*EXERCISE PROMPT*:
Exactly reproduce the entries, dropping any pictures from your copy.

Recorded data

┄┄┄┄┄┄┄┄┄┄┄┄┄┄┄┄┄┄┄┄

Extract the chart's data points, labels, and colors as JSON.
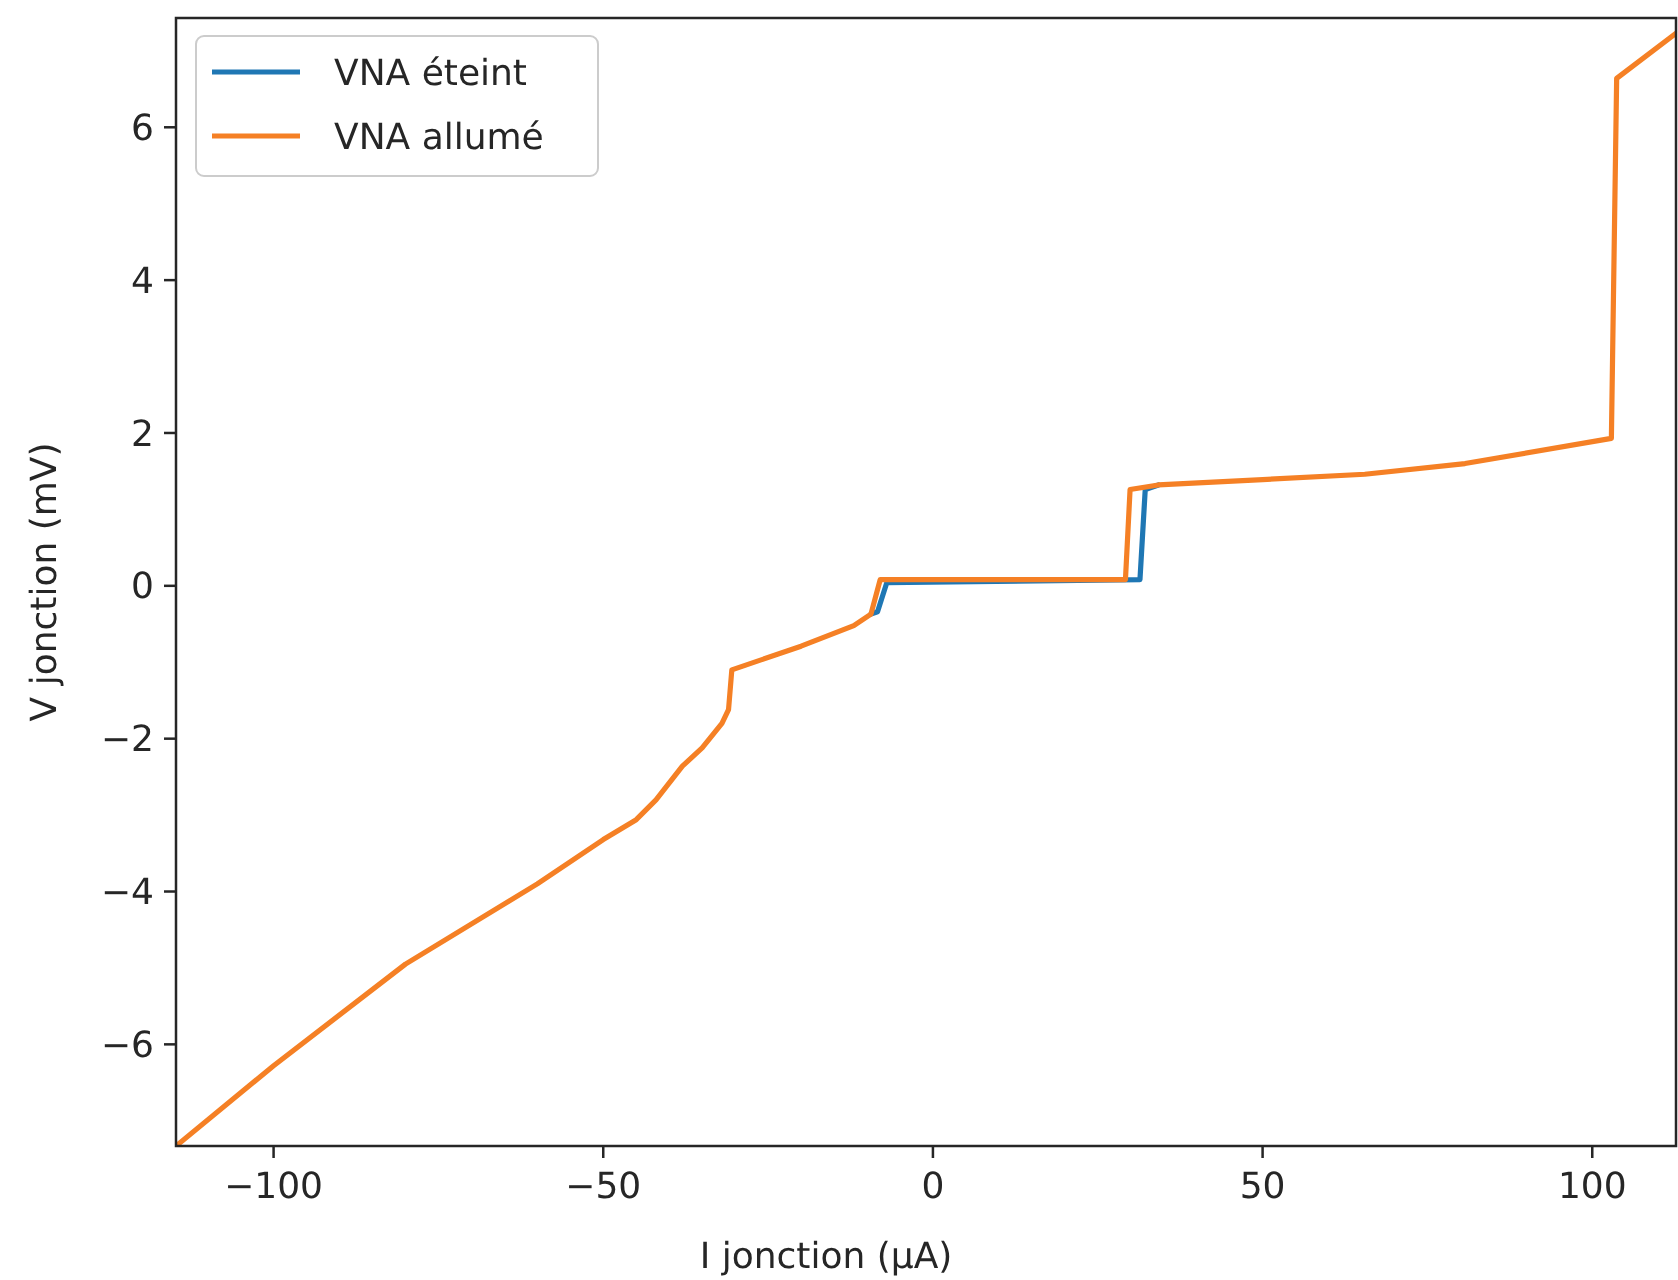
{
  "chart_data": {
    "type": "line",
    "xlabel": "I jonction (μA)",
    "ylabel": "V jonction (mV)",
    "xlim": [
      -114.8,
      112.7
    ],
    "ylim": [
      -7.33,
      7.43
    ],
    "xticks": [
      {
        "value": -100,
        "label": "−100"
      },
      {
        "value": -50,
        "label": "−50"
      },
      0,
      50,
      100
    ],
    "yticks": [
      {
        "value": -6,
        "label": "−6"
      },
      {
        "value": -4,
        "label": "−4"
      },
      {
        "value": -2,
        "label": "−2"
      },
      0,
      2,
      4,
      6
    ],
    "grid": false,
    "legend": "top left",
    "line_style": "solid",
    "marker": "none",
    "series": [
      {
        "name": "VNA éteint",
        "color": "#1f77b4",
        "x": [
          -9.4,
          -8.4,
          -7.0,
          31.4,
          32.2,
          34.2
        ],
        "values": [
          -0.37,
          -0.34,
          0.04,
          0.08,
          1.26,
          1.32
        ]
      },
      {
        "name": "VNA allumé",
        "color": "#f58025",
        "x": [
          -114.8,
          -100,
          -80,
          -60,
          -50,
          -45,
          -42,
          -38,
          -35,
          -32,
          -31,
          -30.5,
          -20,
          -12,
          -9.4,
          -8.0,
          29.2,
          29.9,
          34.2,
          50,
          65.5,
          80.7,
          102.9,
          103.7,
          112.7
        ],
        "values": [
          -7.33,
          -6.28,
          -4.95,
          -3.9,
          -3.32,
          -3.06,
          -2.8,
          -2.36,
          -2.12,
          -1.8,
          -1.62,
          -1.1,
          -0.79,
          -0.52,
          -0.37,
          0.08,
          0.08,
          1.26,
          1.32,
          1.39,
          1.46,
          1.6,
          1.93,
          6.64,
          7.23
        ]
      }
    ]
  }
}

┄┄┄┄┄┄┄┄┄┄┄┄┄┄┄┄┄┄┄┄

*THE OUTPUT*:
Extract the chart's data points, labels, and colors as JSON.
{
  "chart_data": {
    "type": "line",
    "xlabel": "I jonction (μA)",
    "ylabel": "V jonction (mV)",
    "xlim": [
      -114.8,
      112.7
    ],
    "ylim": [
      -7.33,
      7.43
    ],
    "xticks": [
      {
        "value": -100,
        "label": "−100"
      },
      {
        "value": -50,
        "label": "−50"
      },
      0,
      50,
      100
    ],
    "yticks": [
      {
        "value": -6,
        "label": "−6"
      },
      {
        "value": -4,
        "label": "−4"
      },
      {
        "value": -2,
        "label": "−2"
      },
      0,
      2,
      4,
      6
    ],
    "grid": false,
    "legend": "top left",
    "line_style": "solid",
    "marker": "none",
    "series": [
      {
        "name": "VNA éteint",
        "color": "#1f77b4",
        "x": [
          -9.4,
          -8.4,
          -7.0,
          31.4,
          32.2,
          34.2
        ],
        "values": [
          -0.37,
          -0.34,
          0.04,
          0.08,
          1.26,
          1.32
        ]
      },
      {
        "name": "VNA allumé",
        "color": "#f58025",
        "x": [
          -114.8,
          -100,
          -80,
          -60,
          -50,
          -45,
          -42,
          -38,
          -35,
          -32,
          -31,
          -30.5,
          -20,
          -12,
          -9.4,
          -8.0,
          29.2,
          29.9,
          34.2,
          50,
          65.5,
          80.7,
          102.9,
          103.7,
          112.7
        ],
        "values": [
          -7.33,
          -6.28,
          -4.95,
          -3.9,
          -3.32,
          -3.06,
          -2.8,
          -2.36,
          -2.12,
          -1.8,
          -1.62,
          -1.1,
          -0.79,
          -0.52,
          -0.37,
          0.08,
          0.08,
          1.26,
          1.32,
          1.39,
          1.46,
          1.6,
          1.93,
          6.64,
          7.23
        ]
      }
    ]
  }
}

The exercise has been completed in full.